Work item
Each line of the data below that includes the string "most" must be copied.

┏━━

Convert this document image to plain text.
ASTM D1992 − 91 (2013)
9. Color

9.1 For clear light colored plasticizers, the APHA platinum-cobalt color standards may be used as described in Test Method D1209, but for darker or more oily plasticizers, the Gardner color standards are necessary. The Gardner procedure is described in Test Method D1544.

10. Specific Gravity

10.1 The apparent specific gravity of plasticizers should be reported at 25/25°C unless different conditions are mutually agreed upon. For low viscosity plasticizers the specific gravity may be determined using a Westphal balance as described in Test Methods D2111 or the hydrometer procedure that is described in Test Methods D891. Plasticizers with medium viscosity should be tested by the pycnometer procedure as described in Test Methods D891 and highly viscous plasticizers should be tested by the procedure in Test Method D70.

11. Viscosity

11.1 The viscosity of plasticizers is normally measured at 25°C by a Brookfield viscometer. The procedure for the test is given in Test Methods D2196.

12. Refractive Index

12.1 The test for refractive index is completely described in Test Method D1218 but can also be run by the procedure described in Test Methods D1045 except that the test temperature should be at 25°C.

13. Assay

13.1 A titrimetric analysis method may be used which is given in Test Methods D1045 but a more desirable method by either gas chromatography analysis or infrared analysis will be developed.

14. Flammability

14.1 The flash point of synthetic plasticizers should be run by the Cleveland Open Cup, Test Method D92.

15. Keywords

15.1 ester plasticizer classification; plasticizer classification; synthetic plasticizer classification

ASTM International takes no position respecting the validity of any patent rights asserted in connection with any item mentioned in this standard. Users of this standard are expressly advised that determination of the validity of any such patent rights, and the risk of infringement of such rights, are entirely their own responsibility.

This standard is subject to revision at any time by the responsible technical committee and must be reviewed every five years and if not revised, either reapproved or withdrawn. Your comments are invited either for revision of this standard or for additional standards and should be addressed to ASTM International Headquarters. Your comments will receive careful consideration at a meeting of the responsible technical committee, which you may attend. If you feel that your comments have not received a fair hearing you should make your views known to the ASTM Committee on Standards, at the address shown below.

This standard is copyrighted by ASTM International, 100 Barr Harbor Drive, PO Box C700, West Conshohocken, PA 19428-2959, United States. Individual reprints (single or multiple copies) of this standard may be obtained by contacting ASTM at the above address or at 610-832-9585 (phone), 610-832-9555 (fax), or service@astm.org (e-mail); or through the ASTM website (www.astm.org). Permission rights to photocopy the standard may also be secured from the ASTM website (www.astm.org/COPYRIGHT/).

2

┗━━
┏━━

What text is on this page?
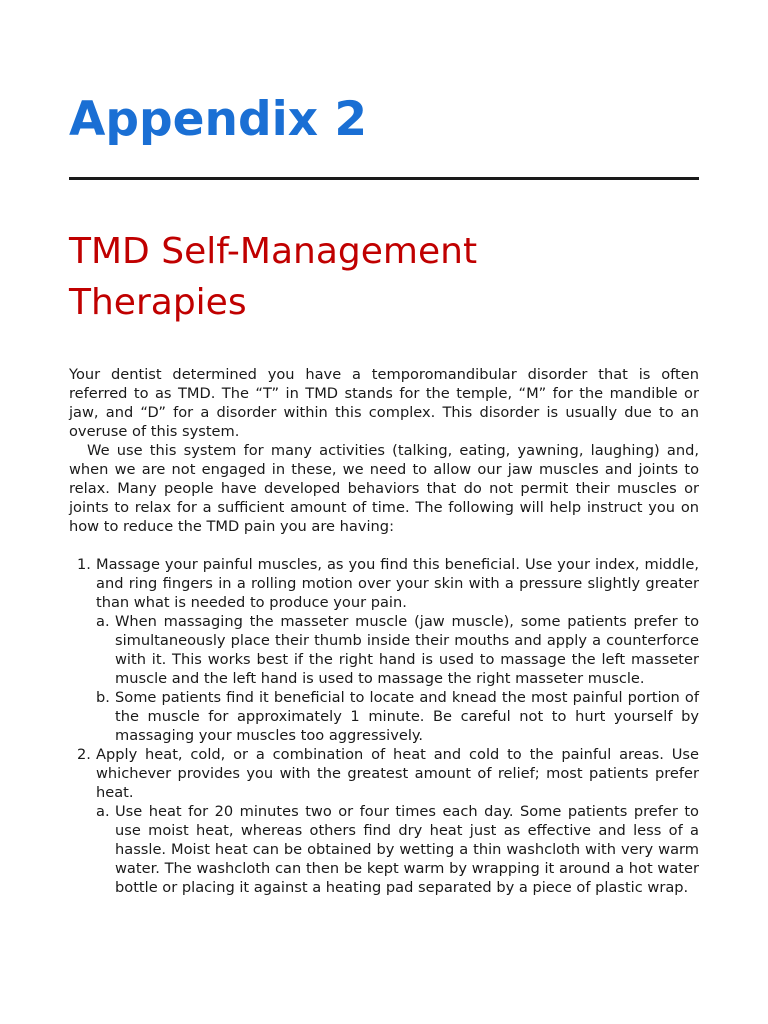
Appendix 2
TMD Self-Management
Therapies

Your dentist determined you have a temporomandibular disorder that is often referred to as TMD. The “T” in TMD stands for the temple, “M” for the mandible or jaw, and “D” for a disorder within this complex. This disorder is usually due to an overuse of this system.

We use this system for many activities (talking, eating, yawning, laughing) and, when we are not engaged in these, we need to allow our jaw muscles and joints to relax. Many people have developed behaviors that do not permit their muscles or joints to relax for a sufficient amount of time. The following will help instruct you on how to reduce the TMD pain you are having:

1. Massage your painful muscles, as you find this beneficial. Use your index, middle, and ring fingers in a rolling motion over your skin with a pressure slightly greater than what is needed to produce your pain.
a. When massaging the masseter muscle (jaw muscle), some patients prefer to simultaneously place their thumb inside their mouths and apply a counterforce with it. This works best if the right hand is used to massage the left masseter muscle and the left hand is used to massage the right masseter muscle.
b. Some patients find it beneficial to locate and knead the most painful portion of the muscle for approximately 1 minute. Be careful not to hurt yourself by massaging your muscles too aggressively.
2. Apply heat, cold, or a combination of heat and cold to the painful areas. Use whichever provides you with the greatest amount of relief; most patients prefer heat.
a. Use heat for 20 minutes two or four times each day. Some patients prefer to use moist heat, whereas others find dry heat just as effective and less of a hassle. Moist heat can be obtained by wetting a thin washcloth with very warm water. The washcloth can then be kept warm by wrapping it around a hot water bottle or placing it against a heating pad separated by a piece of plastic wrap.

┗━━

Task answer
b. Some patients find it beneficial to locate and knead the most painful portion of the muscle for approximately 1 minute. Be careful not to hurt yourself by massaging your muscles too aggressively.
2. Apply heat, cold, or a combination of heat and cold to the painful areas. Use whichever provides you with the greatest amount of relief; most patients prefer heat.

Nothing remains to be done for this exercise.